* **Written task**:
Search the data for the word "Cortex". Reproduce every line where it is found.

* **Exercise materials**:

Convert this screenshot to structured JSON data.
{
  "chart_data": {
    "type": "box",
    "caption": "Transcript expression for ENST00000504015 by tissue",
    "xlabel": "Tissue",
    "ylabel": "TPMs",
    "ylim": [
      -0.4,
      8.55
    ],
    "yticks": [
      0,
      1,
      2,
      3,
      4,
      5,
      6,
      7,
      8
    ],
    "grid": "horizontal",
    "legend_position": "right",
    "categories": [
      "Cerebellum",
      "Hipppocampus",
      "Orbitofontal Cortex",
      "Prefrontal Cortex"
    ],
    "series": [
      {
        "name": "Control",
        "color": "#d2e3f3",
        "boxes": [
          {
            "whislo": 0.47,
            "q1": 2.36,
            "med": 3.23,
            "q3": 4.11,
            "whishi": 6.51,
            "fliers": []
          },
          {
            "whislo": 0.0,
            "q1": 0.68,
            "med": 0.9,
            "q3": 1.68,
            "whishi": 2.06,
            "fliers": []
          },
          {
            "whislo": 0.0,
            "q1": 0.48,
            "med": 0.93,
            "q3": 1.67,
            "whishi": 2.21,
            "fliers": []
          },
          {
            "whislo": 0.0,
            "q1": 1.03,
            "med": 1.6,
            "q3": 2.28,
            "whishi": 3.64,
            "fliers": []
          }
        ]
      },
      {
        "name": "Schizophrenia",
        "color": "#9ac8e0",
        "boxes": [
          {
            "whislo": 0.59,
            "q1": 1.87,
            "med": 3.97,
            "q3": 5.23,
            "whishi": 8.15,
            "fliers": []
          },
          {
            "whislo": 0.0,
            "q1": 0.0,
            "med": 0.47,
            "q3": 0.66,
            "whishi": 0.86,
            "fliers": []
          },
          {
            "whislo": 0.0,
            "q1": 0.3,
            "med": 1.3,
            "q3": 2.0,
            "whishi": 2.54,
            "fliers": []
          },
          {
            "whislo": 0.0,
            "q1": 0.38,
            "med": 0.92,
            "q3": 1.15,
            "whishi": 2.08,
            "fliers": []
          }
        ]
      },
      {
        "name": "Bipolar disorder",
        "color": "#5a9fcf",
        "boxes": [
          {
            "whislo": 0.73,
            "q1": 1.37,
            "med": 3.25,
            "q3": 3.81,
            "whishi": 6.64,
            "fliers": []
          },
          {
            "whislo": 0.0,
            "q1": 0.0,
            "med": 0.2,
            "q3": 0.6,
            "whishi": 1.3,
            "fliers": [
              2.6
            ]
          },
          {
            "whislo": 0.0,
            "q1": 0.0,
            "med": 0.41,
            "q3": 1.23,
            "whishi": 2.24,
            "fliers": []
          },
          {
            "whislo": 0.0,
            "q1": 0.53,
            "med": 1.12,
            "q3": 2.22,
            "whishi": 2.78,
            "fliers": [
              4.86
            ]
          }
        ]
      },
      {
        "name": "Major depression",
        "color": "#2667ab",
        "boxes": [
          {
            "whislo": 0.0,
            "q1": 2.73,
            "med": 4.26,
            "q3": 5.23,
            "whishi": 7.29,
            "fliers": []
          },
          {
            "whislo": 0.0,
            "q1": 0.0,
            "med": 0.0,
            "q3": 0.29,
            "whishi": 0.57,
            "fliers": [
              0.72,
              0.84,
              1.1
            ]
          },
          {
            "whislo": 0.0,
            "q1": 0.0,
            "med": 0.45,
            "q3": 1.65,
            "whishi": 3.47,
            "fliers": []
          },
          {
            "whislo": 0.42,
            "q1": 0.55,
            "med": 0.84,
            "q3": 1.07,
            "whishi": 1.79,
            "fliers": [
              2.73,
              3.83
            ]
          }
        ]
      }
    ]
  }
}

* **Task solution**:
      "Orbitofontal Cortex",
      "Prefrontal Cortex"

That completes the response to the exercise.